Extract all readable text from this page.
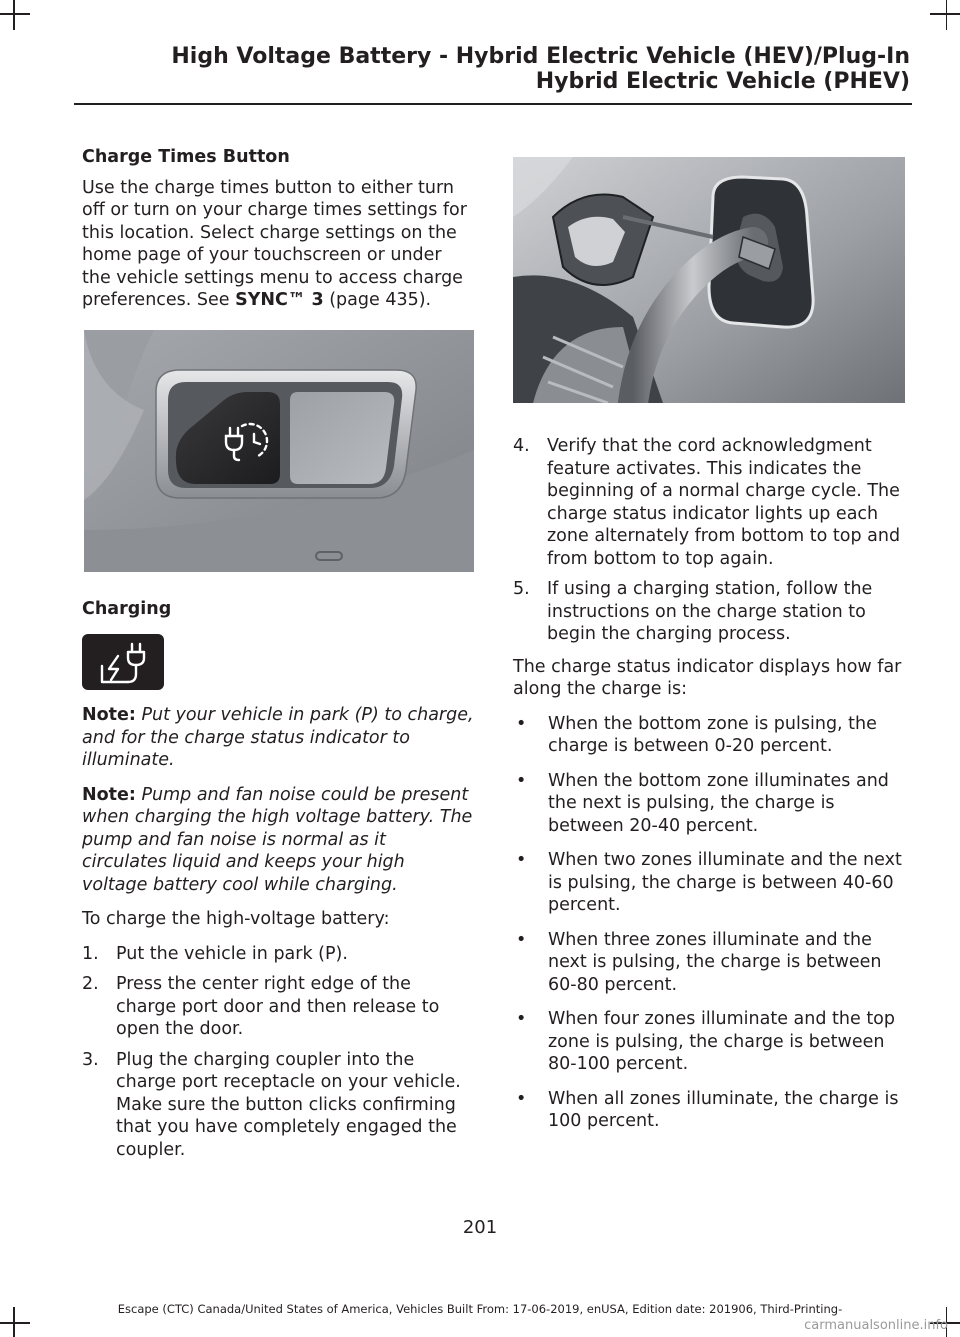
High Voltage Battery - Hybrid Electric Vehicle (HEV)/Plug-In
Hybrid Electric Vehicle (PHEV)
Charge Times Button

Use the charge times button to either turn off or turn on your charge times settings for this location. Select charge settings on the home page of your touchscreen or under the vehicle settings menu to access charge preferences. See SYNC™ 3 (page 435).

Charging

Note: Put your vehicle in park (P) to charge, and for the charge status indicator to illuminate.

Note: Pump and fan noise could be present when charging the high voltage battery. The pump and fan noise is normal as it circulates liquid and keeps your high voltage battery cool while charging.

To charge the high-voltage battery:

1. Put the vehicle in park (P).
2. Press the center right edge of the charge port door and then release to open the door.
3. Plug the charging coupler into the charge port receptacle on your vehicle. Make sure the button clicks confirming that you have completely engaged the coupler.
4. Verify that the cord acknowledgment feature activates. This indicates the beginning of a normal charge cycle. The charge status indicator lights up each zone alternately from bottom to top and from bottom to top again.
5. If using a charging station, follow the instructions on the charge station to begin the charging process.

The charge status indicator displays how far along the charge is:

• When the bottom zone is pulsing, the charge is between 0-20 percent.
• When the bottom zone illuminates and the next is pulsing, the charge is between 20-40 percent.
• When two zones illuminate and the next is pulsing, the charge is between 40-60 percent.
• When three zones illuminate and the next is pulsing, the charge is between 60-80 percent.
• When four zones illuminate and the top zone is pulsing, the charge is between 80-100 percent.
• When all zones illuminate, the charge is 100 percent.
201
Escape (CTC) Canada/United States of America, Vehicles Built From: 17-06-2019, enUSA, Edition date: 201906, Third-Printing-
carmanualsonline.info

• **Goal**:
Each record should be quoted exactly, with the images omitted.

• **Result of this exercise**:
Extract all readable text from this page.
High Voltage Battery - Hybrid Electric Vehicle (HEV)/Plug-In
Hybrid Electric Vehicle (PHEV)
Charge Times Button

Use the charge times button to either turn off or turn on your charge times settings for this location. Select charge settings on the home page of your touchscreen or under the vehicle settings menu to access charge preferences. See SYNC™ 3 (page 435).

Charging

Note: Put your vehicle in park (P) to charge, and for the charge status indicator to illuminate.

Note: Pump and fan noise could be present when charging the high voltage battery. The pump and fan noise is normal as it circulates liquid and keeps your high voltage battery cool while charging.

To charge the high-voltage battery:

1. Put the vehicle in park (P).
2. Press the center right edge of the charge port door and then release to open the door.
3. Plug the charging coupler into the charge port receptacle on your vehicle. Make sure the button clicks confirming that you have completely engaged the coupler.
4. Verify that the cord acknowledgment feature activates. This indicates the beginning of a normal charge cycle. The charge status indicator lights up each zone alternately from bottom to top and from bottom to top again.
5. If using a charging station, follow the instructions on the charge station to begin the charging process.

The charge status indicator displays how far along the charge is:

• When the bottom zone is pulsing, the charge is between 0-20 percent.
• When the bottom zone illuminates and the next is pulsing, the charge is between 20-40 percent.
• When two zones illuminate and the next is pulsing, the charge is between 40-60 percent.
• When three zones illuminate and the next is pulsing, the charge is between 60-80 percent.
• When four zones illuminate and the top zone is pulsing, the charge is between 80-100 percent.
• When all zones illuminate, the charge is 100 percent.
201
Escape (CTC) Canada/United States of America, Vehicles Built From: 17-06-2019, enUSA, Edition date: 201906, Third-Printing-
carmanualsonline.info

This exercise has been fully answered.